## START

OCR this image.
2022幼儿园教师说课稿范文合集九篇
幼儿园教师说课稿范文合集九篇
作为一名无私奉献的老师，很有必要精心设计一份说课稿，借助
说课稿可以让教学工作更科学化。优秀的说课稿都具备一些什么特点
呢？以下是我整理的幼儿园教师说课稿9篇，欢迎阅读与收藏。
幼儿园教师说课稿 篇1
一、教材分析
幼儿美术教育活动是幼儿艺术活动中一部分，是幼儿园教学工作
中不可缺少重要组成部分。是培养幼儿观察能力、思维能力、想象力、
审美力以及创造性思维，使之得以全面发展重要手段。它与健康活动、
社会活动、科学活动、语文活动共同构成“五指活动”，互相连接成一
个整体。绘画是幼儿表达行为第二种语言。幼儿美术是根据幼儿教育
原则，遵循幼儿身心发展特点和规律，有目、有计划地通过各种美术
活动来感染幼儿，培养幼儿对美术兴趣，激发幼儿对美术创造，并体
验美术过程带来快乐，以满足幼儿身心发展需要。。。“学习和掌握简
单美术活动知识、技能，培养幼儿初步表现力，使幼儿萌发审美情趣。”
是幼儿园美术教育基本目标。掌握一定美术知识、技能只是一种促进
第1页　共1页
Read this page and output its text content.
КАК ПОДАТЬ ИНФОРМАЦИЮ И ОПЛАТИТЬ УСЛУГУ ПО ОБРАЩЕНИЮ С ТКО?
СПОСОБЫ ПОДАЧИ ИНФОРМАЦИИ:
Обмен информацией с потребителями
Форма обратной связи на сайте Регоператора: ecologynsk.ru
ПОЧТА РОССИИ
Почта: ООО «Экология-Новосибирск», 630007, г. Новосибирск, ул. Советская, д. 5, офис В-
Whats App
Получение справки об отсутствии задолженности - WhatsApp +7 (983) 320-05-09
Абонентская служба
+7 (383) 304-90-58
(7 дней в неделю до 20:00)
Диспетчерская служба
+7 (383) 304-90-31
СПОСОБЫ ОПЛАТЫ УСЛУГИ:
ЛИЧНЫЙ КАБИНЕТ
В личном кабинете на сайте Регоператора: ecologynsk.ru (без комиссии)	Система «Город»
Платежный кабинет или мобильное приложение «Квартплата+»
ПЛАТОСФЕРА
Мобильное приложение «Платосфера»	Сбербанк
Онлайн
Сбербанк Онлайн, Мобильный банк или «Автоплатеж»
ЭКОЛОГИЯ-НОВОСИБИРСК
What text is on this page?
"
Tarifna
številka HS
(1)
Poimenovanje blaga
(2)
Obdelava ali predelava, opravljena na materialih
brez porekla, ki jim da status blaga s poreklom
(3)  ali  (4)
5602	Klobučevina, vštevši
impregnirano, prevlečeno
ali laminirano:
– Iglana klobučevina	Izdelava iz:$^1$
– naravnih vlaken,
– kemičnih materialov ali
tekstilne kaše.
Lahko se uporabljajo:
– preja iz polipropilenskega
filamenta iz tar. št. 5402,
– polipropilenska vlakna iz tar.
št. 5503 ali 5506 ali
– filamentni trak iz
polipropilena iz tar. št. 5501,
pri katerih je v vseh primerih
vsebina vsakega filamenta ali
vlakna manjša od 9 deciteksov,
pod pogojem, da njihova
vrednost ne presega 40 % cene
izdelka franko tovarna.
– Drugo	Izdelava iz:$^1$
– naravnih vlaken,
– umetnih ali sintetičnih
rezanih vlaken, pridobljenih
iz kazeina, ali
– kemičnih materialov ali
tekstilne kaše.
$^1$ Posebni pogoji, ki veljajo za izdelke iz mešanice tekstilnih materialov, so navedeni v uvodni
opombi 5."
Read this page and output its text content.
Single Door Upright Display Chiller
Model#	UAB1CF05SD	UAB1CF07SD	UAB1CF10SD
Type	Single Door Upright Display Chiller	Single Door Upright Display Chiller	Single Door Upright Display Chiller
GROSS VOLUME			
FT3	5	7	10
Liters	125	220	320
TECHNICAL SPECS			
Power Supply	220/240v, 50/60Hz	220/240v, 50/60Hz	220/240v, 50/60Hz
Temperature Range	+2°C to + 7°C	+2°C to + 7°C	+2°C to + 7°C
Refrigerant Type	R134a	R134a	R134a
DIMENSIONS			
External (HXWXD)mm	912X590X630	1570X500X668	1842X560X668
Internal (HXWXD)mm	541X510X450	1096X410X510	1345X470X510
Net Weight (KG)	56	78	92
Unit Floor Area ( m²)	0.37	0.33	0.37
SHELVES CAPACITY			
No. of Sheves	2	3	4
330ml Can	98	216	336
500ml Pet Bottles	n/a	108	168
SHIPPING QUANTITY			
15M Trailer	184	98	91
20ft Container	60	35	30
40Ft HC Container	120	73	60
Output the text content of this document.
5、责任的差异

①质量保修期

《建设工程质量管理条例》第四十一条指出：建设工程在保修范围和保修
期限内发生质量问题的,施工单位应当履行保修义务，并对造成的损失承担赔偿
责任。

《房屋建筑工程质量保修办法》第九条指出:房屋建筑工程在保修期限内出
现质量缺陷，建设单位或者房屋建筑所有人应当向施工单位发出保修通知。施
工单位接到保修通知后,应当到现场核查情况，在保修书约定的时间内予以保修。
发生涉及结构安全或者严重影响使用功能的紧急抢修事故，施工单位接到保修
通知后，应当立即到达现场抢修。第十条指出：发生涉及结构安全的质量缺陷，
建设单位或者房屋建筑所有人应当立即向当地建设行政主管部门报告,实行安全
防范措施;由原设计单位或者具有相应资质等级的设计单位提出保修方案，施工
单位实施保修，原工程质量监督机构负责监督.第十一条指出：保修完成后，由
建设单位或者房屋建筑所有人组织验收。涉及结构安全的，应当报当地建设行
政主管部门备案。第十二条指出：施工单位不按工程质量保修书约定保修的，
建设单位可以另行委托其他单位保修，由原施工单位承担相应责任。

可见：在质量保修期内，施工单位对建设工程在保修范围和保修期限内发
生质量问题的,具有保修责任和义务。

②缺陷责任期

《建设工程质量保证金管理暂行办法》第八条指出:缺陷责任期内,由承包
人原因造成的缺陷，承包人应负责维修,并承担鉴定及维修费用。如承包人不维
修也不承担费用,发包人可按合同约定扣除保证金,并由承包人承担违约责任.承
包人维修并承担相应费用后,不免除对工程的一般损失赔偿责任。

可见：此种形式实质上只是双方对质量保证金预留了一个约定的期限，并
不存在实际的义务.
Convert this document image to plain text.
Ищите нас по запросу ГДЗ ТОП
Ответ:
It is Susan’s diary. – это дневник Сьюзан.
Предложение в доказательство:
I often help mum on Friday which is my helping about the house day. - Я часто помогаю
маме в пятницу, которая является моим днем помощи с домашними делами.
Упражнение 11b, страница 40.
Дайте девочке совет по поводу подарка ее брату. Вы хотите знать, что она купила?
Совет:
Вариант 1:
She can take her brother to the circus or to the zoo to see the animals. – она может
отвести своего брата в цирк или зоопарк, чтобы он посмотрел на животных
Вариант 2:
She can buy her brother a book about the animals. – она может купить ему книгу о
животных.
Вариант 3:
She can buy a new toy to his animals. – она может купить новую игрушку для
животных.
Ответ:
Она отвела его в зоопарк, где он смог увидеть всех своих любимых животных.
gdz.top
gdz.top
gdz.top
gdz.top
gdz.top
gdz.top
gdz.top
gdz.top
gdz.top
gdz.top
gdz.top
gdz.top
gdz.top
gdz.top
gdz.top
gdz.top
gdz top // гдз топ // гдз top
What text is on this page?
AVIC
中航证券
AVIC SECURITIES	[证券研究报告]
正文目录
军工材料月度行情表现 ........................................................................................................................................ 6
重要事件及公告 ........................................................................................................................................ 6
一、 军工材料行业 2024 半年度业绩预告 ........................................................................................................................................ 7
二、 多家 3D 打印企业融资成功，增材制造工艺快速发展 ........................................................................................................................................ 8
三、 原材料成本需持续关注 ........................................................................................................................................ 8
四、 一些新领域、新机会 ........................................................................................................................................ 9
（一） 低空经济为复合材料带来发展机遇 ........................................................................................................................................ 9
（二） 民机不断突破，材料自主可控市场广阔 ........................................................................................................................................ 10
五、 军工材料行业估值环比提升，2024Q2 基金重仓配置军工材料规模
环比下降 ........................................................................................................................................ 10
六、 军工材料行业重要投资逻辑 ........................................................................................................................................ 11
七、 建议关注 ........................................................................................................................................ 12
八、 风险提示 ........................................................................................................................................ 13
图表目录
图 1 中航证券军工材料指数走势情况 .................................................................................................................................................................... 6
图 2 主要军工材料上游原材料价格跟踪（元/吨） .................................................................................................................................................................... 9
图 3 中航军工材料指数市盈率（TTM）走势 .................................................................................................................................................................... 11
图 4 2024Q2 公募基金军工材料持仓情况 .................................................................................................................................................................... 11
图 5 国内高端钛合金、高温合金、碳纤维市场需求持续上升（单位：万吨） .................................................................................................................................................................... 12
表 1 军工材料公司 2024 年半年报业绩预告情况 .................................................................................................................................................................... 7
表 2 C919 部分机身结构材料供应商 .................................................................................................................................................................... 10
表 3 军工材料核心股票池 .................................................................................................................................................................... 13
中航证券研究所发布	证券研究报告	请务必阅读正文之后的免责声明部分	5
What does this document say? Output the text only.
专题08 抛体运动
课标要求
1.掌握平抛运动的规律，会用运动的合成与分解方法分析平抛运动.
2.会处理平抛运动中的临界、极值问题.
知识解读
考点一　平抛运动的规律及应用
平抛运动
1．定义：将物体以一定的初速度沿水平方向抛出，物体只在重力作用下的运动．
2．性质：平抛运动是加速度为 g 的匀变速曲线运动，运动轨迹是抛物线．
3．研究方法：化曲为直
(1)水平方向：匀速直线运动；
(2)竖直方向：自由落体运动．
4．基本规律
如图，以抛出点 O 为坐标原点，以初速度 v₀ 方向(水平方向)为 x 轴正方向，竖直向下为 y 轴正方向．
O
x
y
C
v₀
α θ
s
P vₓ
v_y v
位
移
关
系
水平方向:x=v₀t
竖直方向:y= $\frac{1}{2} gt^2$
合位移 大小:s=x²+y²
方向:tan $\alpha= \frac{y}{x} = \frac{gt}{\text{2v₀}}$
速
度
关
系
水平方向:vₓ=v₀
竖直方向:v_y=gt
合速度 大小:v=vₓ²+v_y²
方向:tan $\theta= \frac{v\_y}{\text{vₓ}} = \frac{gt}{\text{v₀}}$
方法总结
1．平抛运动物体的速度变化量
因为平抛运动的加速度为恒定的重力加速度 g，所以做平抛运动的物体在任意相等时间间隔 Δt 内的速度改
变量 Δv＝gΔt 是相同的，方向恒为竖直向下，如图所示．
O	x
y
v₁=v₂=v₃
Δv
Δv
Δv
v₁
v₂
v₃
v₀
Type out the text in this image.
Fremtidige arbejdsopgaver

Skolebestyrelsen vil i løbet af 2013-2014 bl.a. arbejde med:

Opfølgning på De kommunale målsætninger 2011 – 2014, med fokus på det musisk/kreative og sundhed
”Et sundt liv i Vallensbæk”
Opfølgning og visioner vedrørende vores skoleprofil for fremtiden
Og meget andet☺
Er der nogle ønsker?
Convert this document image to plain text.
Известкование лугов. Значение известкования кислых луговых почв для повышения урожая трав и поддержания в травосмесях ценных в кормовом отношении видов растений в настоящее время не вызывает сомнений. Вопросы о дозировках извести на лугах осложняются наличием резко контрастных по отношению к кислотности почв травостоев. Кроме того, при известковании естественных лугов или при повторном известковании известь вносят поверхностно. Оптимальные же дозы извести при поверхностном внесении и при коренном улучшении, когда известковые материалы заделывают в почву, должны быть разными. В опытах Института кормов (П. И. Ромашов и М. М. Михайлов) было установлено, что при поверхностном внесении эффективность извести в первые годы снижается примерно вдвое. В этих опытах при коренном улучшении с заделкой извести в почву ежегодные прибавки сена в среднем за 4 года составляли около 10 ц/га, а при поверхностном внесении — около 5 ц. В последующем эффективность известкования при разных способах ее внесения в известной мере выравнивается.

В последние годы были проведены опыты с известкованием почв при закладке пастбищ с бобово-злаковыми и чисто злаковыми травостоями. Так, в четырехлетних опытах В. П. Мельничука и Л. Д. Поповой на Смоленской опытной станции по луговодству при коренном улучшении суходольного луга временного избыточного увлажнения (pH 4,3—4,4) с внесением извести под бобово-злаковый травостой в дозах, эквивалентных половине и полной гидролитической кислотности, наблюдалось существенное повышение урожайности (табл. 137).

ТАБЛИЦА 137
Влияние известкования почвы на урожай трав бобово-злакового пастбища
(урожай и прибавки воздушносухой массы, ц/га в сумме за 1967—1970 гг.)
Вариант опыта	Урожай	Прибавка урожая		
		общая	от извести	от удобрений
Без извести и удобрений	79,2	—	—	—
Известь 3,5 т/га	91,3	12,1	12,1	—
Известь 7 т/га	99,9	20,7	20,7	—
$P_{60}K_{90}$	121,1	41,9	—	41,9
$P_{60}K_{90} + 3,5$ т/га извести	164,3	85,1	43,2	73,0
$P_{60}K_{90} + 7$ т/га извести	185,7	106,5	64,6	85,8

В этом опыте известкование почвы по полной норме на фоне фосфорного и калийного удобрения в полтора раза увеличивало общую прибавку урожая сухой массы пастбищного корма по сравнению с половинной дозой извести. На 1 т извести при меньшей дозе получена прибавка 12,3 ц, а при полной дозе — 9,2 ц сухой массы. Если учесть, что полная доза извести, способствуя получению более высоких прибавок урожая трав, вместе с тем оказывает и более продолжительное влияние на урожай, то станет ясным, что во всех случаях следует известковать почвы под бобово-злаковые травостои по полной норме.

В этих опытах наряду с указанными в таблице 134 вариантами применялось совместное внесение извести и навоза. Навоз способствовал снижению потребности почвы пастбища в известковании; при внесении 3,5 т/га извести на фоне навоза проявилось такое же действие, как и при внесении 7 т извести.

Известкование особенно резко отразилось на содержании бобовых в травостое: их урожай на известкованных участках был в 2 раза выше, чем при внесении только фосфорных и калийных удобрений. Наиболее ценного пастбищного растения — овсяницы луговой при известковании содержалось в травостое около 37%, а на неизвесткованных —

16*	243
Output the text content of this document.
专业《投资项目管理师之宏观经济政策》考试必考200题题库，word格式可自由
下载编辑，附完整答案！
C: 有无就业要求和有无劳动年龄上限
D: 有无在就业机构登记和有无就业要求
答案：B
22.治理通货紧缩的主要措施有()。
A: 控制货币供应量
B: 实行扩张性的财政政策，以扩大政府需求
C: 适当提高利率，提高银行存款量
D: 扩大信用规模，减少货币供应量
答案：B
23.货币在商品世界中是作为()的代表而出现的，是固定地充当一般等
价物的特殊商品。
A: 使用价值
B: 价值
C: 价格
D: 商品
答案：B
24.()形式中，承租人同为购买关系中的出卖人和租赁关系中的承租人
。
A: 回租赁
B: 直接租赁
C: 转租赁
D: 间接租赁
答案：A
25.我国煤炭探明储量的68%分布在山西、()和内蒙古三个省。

## END

*REQUIREMENTS:*
Report the number of lines in the entries above that include the word "image" and add nothing to it.

*EXERCISE RESULT:*
4